## [TASK STATEMENT]
Look for the line containing "Transcribe this image's" in the listing below. Retype that line and every subsequent line through the last one, and only those.

## [DATASET ENTRIES]

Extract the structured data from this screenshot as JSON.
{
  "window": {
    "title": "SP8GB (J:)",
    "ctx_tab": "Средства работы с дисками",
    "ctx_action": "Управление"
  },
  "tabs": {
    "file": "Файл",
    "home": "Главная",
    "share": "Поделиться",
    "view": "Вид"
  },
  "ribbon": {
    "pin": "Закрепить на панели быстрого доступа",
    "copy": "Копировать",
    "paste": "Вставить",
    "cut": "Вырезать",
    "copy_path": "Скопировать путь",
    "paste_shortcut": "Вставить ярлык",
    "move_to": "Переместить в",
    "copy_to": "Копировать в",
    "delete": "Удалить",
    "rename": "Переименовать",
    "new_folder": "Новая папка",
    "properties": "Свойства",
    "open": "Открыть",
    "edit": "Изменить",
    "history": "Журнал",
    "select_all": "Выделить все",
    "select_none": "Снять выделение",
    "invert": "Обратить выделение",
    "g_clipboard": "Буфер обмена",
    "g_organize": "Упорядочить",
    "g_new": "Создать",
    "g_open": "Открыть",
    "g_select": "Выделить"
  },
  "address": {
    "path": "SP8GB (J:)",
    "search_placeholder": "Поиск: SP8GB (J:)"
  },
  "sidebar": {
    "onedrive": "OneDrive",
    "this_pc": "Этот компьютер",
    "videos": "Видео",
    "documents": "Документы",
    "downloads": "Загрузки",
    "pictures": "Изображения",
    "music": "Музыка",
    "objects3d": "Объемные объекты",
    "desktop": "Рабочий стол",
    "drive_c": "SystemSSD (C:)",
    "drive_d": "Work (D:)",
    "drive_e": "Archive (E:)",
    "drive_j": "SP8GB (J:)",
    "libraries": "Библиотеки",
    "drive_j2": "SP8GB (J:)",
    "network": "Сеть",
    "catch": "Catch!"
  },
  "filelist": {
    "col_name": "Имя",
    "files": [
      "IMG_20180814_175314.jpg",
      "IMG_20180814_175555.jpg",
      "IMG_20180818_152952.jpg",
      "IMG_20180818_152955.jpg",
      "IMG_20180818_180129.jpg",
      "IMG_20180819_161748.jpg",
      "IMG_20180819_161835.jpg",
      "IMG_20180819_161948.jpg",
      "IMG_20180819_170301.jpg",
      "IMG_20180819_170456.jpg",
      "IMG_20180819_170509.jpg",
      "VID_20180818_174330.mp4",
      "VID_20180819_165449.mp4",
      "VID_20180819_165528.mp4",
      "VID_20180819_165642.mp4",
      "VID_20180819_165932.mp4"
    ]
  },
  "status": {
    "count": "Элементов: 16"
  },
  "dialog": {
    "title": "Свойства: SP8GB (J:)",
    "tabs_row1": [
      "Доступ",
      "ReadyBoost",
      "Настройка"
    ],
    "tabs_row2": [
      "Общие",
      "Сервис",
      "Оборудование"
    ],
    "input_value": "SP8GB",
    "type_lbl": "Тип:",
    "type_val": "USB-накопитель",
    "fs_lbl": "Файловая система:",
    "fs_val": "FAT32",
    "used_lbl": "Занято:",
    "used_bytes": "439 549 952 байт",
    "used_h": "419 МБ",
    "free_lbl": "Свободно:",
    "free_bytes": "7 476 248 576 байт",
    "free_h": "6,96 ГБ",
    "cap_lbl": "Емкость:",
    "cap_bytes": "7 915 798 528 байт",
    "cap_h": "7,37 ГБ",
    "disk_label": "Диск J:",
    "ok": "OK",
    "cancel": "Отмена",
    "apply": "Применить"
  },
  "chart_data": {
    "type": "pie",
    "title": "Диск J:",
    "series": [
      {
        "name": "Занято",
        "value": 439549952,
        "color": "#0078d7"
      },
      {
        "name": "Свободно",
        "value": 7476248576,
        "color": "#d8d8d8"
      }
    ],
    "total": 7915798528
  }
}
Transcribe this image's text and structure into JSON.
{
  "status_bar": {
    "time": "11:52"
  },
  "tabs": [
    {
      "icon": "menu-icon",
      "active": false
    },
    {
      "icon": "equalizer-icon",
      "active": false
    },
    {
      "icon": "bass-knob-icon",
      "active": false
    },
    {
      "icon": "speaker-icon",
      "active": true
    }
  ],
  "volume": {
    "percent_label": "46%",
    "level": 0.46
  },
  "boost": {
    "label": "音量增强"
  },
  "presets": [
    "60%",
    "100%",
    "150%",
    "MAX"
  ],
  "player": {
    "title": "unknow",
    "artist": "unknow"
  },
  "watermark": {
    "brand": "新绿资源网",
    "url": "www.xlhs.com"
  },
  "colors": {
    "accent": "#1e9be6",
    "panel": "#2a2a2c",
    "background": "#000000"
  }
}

## [CORRECT OUTPUT]
Transcribe this image's text and structure into JSON.
{
  "status_bar": {
    "time": "11:52"
  },
  "tabs": [
    {
      "icon": "menu-icon",
      "active": false
    },
    {
      "icon": "equalizer-icon",
      "active": false
    },
    {
      "icon": "bass-knob-icon",
      "active": false
    },
    {
      "icon": "speaker-icon",
      "active": true
    }
  ],
  "volume": {
    "percent_label": "46%",
    "level": 0.46
  },
  "boost": {
    "label": "音量增强"
  },
  "presets": [
    "60%",
    "100%",
    "150%",
    "MAX"
  ],
  "player": {
    "title": "unknow",
    "artist": "unknow"
  },
  "watermark": {
    "brand": "新绿资源网",
    "url": "www.xlhs.com"
  },
  "colors": {
    "accent": "#1e9be6",
    "panel": "#2a2a2c",
    "background": "#000000"
  }
}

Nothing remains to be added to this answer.